Some records:
## START
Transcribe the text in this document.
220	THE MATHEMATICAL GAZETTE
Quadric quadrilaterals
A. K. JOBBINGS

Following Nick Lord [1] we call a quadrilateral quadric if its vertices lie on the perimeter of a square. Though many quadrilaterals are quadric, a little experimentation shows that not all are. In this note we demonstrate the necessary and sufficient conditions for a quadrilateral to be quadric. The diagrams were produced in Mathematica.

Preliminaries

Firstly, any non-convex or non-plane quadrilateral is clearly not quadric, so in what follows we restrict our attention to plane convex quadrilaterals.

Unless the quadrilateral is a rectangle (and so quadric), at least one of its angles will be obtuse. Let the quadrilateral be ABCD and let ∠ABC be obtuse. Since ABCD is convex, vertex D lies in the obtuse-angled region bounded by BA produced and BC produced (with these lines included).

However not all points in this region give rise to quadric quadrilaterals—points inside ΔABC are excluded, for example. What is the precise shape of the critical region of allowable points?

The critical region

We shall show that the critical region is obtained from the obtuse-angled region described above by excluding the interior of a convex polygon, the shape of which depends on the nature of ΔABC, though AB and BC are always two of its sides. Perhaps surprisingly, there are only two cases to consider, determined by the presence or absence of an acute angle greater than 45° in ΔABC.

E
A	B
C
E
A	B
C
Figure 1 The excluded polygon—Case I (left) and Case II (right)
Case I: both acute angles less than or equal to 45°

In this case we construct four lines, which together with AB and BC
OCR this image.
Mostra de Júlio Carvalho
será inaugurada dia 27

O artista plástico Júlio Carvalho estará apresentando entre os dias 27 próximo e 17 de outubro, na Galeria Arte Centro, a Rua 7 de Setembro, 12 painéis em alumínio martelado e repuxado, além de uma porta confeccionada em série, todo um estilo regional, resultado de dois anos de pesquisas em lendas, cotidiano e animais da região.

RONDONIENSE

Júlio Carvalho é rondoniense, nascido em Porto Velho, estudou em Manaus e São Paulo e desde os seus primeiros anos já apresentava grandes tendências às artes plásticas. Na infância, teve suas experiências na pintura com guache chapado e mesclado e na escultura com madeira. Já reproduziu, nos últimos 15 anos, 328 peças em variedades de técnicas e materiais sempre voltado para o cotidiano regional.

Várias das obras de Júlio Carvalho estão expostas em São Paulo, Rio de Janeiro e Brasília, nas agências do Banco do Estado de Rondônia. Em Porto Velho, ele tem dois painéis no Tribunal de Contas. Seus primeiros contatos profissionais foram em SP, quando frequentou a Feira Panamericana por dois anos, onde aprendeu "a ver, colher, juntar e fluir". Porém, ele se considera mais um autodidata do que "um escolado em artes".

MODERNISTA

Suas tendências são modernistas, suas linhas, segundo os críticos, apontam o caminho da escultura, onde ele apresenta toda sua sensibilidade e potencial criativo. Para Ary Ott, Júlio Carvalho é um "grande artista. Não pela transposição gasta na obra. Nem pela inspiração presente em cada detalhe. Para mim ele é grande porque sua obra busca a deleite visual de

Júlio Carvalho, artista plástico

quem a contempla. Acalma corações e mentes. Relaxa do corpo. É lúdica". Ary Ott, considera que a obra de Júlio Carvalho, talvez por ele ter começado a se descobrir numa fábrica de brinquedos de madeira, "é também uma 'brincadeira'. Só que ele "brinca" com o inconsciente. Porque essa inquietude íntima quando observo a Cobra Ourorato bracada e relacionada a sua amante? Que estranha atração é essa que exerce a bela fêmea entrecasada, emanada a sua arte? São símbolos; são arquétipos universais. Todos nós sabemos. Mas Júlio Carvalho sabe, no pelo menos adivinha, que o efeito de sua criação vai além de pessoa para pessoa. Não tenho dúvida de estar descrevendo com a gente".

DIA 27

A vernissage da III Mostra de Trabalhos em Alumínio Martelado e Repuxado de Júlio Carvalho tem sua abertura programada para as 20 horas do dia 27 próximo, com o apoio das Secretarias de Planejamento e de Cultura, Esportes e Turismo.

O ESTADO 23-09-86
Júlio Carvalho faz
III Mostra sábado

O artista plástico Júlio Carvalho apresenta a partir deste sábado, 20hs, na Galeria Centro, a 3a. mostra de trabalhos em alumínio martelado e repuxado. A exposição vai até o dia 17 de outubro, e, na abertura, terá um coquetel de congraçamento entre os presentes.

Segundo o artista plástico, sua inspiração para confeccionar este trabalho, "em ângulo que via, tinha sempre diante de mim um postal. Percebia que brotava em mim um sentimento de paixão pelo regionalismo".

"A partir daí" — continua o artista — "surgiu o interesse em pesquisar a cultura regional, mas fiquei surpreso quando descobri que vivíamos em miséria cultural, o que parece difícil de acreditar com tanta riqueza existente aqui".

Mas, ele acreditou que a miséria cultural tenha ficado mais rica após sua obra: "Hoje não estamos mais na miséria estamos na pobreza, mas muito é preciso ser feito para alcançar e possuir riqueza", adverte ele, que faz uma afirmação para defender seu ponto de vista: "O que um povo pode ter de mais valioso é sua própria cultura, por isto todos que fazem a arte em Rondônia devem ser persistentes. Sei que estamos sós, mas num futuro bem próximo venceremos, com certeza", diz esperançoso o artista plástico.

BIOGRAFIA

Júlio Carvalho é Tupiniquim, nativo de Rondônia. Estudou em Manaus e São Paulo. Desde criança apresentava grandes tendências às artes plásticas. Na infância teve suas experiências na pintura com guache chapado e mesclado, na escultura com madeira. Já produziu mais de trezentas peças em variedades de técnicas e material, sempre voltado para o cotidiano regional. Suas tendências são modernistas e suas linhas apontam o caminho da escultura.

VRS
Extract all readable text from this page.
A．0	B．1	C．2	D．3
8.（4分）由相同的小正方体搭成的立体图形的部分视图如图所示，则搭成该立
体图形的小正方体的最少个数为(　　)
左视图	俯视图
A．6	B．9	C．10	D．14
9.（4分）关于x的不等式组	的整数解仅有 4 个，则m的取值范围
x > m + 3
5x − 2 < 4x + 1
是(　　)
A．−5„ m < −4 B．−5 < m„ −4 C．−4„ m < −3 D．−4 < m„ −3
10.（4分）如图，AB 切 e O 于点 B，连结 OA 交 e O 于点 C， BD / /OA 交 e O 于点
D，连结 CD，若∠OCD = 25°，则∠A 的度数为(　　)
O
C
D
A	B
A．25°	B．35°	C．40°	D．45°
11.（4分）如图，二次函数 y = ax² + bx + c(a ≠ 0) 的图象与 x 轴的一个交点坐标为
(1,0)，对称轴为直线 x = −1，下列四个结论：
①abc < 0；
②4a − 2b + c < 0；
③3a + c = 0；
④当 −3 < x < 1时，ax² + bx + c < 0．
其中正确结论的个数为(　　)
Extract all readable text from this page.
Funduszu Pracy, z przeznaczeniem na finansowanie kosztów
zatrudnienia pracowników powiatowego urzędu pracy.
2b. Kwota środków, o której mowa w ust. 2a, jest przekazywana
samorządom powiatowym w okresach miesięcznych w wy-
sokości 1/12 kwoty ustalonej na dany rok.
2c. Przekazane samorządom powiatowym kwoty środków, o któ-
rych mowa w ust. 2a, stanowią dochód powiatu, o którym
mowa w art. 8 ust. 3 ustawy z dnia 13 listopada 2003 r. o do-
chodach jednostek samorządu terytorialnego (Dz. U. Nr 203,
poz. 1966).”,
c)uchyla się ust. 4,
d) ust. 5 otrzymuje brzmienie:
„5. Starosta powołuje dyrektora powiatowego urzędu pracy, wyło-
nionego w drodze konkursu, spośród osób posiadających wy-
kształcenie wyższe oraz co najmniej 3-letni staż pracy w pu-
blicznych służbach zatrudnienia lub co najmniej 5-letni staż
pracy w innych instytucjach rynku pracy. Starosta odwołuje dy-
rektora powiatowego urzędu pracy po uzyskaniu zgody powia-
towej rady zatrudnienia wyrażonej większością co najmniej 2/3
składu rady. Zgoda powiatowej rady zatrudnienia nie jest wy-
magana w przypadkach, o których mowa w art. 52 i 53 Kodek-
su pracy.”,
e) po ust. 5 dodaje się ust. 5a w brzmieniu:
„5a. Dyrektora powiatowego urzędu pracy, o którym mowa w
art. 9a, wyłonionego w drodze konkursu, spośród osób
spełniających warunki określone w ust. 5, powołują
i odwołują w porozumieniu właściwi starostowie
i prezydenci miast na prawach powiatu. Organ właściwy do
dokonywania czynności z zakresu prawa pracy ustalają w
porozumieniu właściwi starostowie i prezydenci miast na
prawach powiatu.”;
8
## END
#### [Exercise instructions]
Look through the data above. Find each line with the string "infância" and copy it.

#### [Result below]
Júlio Carvalho é rondoniense, nascido em Porto Velho, estudou em Manaus e São Paulo e desde os seus primeiros anos já apresentava grandes tendências às artes plásticas. Na infância, teve suas experiências na pintura com guache chapado e mesclado e na escultura com madeira. Já reproduziu, nos últimos 15 anos, 328 peças em variedades de técnicas e materiais sempre voltado para o cotidiano regional.
Júlio Carvalho é Tupiniquim, nativo de Rondônia. Estudou em Manaus e São Paulo. Desde criança apresentava grandes tendências às artes plásticas. Na infância teve suas experiências na pintura com guache chapado e mesclado, na escultura com madeira. Já produziu mais de trezentas peças em variedades de técnicas e material, sempre voltado para o cotidiano regional. Suas tendências são modernistas e suas linhas apontam o caminho da escultura.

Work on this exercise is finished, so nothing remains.